# start of Extracted information
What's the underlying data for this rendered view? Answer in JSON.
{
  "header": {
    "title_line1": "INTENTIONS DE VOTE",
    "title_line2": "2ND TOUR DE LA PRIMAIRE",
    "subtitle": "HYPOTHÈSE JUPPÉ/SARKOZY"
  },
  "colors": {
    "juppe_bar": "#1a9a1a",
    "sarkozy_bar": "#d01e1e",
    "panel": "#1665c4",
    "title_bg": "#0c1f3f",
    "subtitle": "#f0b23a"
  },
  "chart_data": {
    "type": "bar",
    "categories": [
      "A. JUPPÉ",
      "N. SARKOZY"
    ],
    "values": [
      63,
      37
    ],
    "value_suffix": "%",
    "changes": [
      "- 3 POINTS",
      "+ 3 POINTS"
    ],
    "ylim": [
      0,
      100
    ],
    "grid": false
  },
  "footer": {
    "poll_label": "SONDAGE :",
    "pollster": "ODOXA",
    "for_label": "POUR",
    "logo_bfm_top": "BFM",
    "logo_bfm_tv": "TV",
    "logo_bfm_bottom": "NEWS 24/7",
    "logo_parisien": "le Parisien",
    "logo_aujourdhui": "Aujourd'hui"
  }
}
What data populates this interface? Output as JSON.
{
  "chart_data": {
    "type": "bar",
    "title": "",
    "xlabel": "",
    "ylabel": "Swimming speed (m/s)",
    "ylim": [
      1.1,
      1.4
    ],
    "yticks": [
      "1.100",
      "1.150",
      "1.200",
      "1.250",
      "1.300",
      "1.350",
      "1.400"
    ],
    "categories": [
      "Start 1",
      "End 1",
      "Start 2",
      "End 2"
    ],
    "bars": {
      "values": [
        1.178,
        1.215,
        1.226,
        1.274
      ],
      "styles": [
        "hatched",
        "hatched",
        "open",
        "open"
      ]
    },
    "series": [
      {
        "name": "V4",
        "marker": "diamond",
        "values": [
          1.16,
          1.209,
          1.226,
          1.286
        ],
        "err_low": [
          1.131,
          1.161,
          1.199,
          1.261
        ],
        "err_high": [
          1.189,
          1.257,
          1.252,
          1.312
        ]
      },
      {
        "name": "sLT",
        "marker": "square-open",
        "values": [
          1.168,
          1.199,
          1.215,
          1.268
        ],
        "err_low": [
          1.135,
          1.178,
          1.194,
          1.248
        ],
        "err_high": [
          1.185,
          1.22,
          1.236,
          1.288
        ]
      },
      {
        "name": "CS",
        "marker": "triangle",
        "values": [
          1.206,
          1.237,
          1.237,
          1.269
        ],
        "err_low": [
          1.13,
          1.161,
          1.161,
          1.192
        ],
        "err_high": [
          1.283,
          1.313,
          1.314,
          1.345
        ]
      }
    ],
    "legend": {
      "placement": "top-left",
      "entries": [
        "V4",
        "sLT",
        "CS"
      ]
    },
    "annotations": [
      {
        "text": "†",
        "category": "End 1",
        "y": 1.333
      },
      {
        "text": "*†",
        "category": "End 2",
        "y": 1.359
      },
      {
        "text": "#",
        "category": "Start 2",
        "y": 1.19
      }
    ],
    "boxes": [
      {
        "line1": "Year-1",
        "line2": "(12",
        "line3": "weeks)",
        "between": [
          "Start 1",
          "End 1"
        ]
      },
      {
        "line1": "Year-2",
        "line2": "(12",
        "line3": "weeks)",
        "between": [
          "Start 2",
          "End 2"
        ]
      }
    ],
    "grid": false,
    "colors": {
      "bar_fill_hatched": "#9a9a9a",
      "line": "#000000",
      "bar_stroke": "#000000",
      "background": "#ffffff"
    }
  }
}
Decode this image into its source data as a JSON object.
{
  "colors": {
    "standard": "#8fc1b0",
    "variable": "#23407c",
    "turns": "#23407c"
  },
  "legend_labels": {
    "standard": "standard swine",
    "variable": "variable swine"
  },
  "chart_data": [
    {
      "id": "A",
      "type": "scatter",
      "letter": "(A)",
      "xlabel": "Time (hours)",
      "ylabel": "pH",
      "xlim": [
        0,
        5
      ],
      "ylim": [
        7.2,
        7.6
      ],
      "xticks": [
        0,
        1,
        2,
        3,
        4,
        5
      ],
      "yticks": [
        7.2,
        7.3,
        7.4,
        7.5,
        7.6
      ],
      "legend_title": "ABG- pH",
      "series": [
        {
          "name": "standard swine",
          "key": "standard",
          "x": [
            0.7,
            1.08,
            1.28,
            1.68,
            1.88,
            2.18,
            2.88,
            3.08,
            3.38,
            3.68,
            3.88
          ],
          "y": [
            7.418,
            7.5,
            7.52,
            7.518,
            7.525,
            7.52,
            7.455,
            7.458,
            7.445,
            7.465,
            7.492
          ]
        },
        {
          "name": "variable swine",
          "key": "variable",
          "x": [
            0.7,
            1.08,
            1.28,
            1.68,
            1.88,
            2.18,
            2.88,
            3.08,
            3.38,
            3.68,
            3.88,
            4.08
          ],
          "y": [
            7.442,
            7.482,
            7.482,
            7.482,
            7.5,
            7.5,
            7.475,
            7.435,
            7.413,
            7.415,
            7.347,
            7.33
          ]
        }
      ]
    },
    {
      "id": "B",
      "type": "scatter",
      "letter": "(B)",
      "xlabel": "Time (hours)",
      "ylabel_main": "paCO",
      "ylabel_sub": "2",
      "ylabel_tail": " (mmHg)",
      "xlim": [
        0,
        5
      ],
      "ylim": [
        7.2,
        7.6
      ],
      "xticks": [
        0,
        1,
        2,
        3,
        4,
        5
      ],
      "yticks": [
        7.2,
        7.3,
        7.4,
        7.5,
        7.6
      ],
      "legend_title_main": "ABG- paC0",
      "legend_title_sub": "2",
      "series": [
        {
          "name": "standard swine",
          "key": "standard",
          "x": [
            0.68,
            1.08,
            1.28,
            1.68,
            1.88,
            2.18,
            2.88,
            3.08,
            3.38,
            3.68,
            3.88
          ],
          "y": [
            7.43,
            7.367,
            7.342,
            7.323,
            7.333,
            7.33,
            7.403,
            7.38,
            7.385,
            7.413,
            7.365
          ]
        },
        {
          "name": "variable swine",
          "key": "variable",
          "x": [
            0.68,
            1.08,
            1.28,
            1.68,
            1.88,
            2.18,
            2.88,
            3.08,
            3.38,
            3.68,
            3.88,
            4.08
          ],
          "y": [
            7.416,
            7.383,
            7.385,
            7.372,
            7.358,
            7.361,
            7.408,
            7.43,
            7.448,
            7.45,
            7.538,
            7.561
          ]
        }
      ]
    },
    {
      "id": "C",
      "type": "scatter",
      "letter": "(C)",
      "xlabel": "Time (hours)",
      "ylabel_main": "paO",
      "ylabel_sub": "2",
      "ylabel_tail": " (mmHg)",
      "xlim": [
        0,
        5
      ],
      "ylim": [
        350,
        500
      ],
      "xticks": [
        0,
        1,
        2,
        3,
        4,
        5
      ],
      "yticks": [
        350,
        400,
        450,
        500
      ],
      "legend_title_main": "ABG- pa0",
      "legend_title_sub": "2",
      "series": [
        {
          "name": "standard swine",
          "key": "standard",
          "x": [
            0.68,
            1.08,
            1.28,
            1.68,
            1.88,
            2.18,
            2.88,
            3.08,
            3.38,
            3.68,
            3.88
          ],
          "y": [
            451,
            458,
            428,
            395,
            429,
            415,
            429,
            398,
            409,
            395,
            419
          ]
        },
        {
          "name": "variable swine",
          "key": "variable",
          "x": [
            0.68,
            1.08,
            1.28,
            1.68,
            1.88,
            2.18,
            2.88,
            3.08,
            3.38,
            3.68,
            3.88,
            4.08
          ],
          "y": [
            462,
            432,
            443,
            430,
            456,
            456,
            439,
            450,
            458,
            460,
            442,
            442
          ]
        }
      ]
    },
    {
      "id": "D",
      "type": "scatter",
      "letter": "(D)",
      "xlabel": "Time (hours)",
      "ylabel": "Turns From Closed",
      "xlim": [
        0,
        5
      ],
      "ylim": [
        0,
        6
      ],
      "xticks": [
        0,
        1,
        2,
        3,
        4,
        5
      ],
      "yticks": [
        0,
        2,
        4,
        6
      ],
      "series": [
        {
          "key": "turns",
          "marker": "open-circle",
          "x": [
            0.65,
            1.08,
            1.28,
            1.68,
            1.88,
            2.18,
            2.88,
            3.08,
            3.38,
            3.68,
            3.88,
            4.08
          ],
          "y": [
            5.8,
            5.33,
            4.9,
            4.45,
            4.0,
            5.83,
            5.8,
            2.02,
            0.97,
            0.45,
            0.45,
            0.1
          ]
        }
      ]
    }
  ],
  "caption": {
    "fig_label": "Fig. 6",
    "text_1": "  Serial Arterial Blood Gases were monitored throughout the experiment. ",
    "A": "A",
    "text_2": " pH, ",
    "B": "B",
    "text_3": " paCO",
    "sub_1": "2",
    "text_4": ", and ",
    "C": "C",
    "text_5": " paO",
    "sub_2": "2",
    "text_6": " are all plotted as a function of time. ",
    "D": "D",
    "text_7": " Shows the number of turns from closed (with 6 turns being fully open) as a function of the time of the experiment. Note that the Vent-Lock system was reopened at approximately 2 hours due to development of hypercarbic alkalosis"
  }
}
# end of Extracted information
■ Job:
Say how many lines in the records hold the string "JSON", and say nothing else.

■ Solution below:
3